-- start Available records --

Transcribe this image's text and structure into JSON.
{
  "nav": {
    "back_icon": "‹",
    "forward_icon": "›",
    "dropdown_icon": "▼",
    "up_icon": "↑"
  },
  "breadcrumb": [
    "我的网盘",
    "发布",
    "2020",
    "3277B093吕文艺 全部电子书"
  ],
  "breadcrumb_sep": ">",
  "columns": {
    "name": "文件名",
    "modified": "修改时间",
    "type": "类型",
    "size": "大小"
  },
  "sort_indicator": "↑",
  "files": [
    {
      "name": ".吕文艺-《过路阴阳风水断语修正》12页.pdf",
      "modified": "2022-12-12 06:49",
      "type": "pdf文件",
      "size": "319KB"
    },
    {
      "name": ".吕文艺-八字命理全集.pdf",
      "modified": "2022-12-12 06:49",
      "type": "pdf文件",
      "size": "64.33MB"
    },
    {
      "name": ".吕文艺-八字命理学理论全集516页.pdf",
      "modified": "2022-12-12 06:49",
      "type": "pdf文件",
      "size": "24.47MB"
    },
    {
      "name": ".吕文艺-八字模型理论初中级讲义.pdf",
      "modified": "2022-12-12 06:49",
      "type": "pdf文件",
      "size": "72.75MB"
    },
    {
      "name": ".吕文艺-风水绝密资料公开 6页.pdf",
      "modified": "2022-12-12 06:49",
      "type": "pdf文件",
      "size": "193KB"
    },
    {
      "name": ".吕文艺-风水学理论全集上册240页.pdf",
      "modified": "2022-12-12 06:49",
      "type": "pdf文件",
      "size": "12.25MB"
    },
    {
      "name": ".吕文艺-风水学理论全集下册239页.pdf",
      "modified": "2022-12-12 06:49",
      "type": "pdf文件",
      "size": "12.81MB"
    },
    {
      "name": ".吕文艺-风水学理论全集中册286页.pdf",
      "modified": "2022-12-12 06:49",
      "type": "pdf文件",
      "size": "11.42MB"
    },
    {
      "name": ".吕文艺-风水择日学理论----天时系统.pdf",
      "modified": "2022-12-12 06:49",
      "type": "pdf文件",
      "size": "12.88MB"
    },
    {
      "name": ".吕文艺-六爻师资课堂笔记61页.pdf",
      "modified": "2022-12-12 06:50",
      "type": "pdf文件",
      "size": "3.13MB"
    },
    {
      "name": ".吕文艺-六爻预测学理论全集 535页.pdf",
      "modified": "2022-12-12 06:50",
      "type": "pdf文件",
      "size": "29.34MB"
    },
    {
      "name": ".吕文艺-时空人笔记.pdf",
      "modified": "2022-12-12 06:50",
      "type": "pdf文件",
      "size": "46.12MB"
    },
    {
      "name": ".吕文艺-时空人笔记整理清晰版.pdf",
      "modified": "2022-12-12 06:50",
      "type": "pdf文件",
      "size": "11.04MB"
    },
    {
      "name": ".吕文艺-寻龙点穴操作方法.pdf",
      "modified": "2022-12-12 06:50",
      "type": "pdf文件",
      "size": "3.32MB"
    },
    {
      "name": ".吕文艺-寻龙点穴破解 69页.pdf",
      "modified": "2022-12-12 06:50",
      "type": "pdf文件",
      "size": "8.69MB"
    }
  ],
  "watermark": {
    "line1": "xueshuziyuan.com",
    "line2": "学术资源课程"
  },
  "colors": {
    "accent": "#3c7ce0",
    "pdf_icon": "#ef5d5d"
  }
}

-- end Available records --

What you are asked to do: Each line of the material must be restated exactly.

Response for this exercise:
Transcribe this image's text and structure into JSON.
{
  "nav": {
    "back_icon": "‹",
    "forward_icon": "›",
    "dropdown_icon": "▼",
    "up_icon": "↑"
  },
  "breadcrumb": [
    "我的网盘",
    "发布",
    "2020",
    "3277B093吕文艺 全部电子书"
  ],
  "breadcrumb_sep": ">",
  "columns": {
    "name": "文件名",
    "modified": "修改时间",
    "type": "类型",
    "size": "大小"
  },
  "sort_indicator": "↑",
  "files": [
    {
      "name": ".吕文艺-《过路阴阳风水断语修正》12页.pdf",
      "modified": "2022-12-12 06:49",
      "type": "pdf文件",
      "size": "319KB"
    },
    {
      "name": ".吕文艺-八字命理全集.pdf",
      "modified": "2022-12-12 06:49",
      "type": "pdf文件",
      "size": "64.33MB"
    },
    {
      "name": ".吕文艺-八字命理学理论全集516页.pdf",
      "modified": "2022-12-12 06:49",
      "type": "pdf文件",
      "size": "24.47MB"
    },
    {
      "name": ".吕文艺-八字模型理论初中级讲义.pdf",
      "modified": "2022-12-12 06:49",
      "type": "pdf文件",
      "size": "72.75MB"
    },
    {
      "name": ".吕文艺-风水绝密资料公开 6页.pdf",
      "modified": "2022-12-12 06:49",
      "type": "pdf文件",
      "size": "193KB"
    },
    {
      "name": ".吕文艺-风水学理论全集上册240页.pdf",
      "modified": "2022-12-12 06:49",
      "type": "pdf文件",
      "size": "12.25MB"
    },
    {
      "name": ".吕文艺-风水学理论全集下册239页.pdf",
      "modified": "2022-12-12 06:49",
      "type": "pdf文件",
      "size": "12.81MB"
    },
    {
      "name": ".吕文艺-风水学理论全集中册286页.pdf",
      "modified": "2022-12-12 06:49",
      "type": "pdf文件",
      "size": "11.42MB"
    },
    {
      "name": ".吕文艺-风水择日学理论----天时系统.pdf",
      "modified": "2022-12-12 06:49",
      "type": "pdf文件",
      "size": "12.88MB"
    },
    {
      "name": ".吕文艺-六爻师资课堂笔记61页.pdf",
      "modified": "2022-12-12 06:50",
      "type": "pdf文件",
      "size": "3.13MB"
    },
    {
      "name": ".吕文艺-六爻预测学理论全集 535页.pdf",
      "modified": "2022-12-12 06:50",
      "type": "pdf文件",
      "size": "29.34MB"
    },
    {
      "name": ".吕文艺-时空人笔记.pdf",
      "modified": "2022-12-12 06:50",
      "type": "pdf文件",
      "size": "46.12MB"
    },
    {
      "name": ".吕文艺-时空人笔记整理清晰版.pdf",
      "modified": "2022-12-12 06:50",
      "type": "pdf文件",
      "size": "11.04MB"
    },
    {
      "name": ".吕文艺-寻龙点穴操作方法.pdf",
      "modified": "2022-12-12 06:50",
      "type": "pdf文件",
      "size": "3.32MB"
    },
    {
      "name": ".吕文艺-寻龙点穴破解 69页.pdf",
      "modified": "2022-12-12 06:50",
      "type": "pdf文件",
      "size": "8.69MB"
    }
  ],
  "watermark": {
    "line1": "xueshuziyuan.com",
    "line2": "学术资源课程"
  },
  "colors": {
    "accent": "#3c7ce0",
    "pdf_icon": "#ef5d5d"
  }
}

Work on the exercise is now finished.